__PROBLEM REQUIREMENTS__. Exactly as they appear, output all of the records. Skip any images.

________________________________________

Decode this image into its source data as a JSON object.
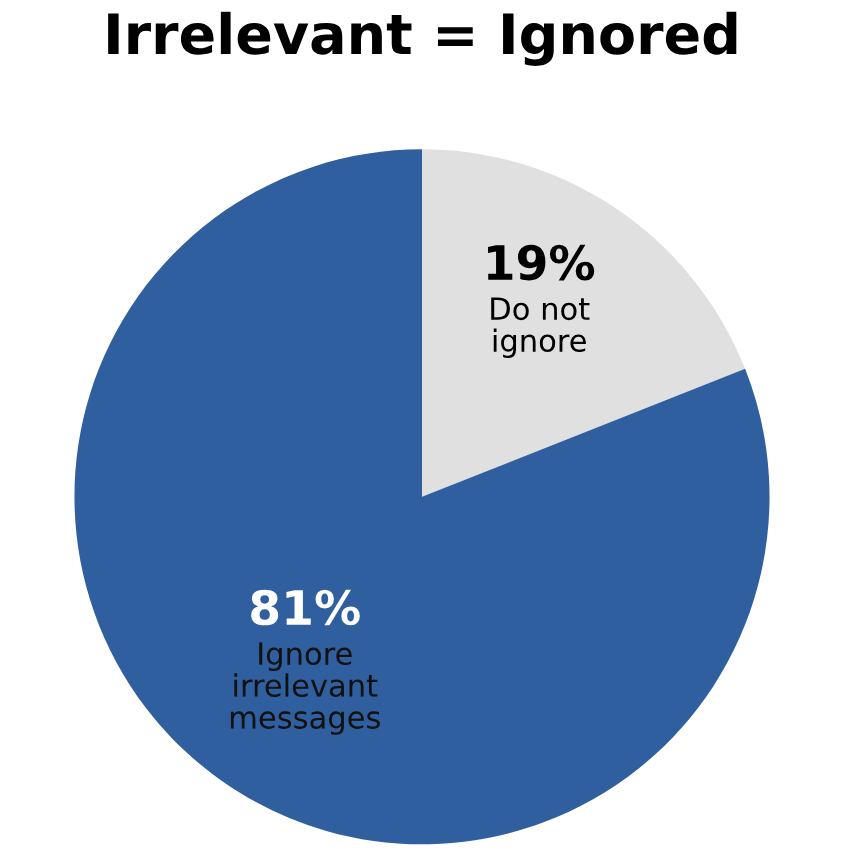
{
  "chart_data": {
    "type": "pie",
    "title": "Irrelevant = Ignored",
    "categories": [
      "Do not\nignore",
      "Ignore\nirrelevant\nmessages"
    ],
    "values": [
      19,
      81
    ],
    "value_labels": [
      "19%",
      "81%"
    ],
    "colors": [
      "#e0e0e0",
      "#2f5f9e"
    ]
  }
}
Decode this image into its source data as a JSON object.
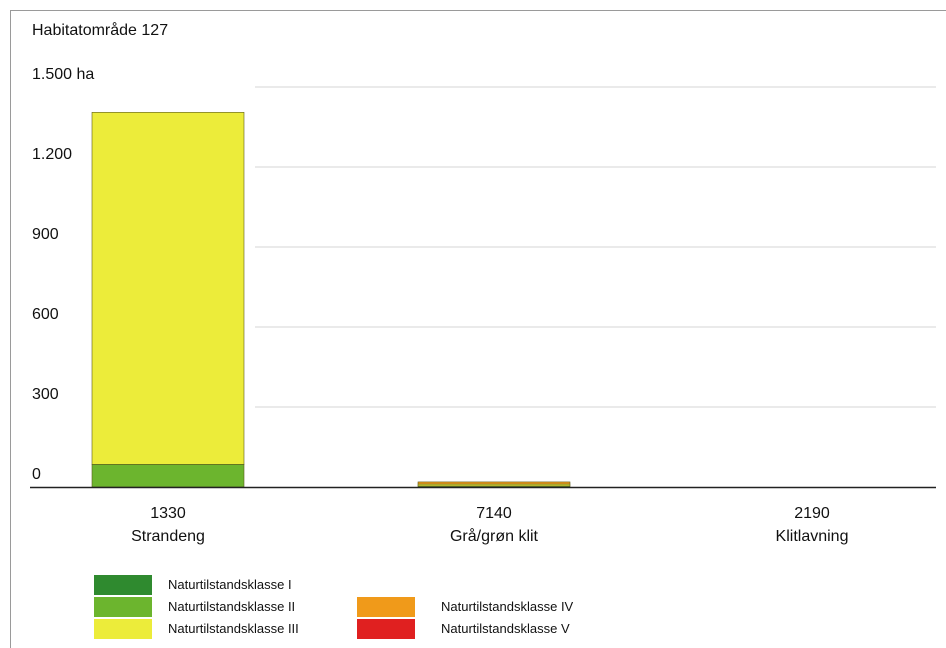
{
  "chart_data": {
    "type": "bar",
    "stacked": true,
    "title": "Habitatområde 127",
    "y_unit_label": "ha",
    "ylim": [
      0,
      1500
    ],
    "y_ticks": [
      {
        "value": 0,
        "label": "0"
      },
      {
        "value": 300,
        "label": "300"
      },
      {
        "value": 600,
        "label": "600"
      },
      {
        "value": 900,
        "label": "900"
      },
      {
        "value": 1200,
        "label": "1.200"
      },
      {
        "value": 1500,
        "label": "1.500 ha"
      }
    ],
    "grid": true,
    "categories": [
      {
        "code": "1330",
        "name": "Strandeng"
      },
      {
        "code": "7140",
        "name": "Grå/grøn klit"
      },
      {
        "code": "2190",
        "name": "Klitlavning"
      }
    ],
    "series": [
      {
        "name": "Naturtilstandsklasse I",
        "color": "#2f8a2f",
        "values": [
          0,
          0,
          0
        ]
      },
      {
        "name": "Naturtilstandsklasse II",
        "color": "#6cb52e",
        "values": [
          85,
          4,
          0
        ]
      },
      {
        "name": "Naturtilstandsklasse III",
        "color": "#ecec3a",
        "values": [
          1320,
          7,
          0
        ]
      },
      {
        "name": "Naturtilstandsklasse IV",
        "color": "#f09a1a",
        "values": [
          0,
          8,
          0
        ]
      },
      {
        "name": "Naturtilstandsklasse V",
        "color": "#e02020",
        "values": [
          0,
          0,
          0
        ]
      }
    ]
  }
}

________________________________________

__RESPONSE TO THIS TASK__.
Decode this image into its source data as a JSON object.
{
  "chart_data": {
    "type": "pie",
    "title": "Irrelevant = Ignored",
    "categories": [
      "Do not\nignore",
      "Ignore\nirrelevant\nmessages"
    ],
    "values": [
      19,
      81
    ],
    "value_labels": [
      "19%",
      "81%"
    ],
    "colors": [
      "#e0e0e0",
      "#2f5f9e"
    ]
  }
}
Decode this image into its source data as a JSON object.
{
  "chart_data": {
    "type": "bar",
    "stacked": true,
    "title": "Habitatområde 127",
    "y_unit_label": "ha",
    "ylim": [
      0,
      1500
    ],
    "y_ticks": [
      {
        "value": 0,
        "label": "0"
      },
      {
        "value": 300,
        "label": "300"
      },
      {
        "value": 600,
        "label": "600"
      },
      {
        "value": 900,
        "label": "900"
      },
      {
        "value": 1200,
        "label": "1.200"
      },
      {
        "value": 1500,
        "label": "1.500 ha"
      }
    ],
    "grid": true,
    "categories": [
      {
        "code": "1330",
        "name": "Strandeng"
      },
      {
        "code": "7140",
        "name": "Grå/grøn klit"
      },
      {
        "code": "2190",
        "name": "Klitlavning"
      }
    ],
    "series": [
      {
        "name": "Naturtilstandsklasse I",
        "color": "#2f8a2f",
        "values": [
          0,
          0,
          0
        ]
      },
      {
        "name": "Naturtilstandsklasse II",
        "color": "#6cb52e",
        "values": [
          85,
          4,
          0
        ]
      },
      {
        "name": "Naturtilstandsklasse III",
        "color": "#ecec3a",
        "values": [
          1320,
          7,
          0
        ]
      },
      {
        "name": "Naturtilstandsklasse IV",
        "color": "#f09a1a",
        "values": [
          0,
          8,
          0
        ]
      },
      {
        "name": "Naturtilstandsklasse V",
        "color": "#e02020",
        "values": [
          0,
          0,
          0
        ]
      }
    ]
  }
}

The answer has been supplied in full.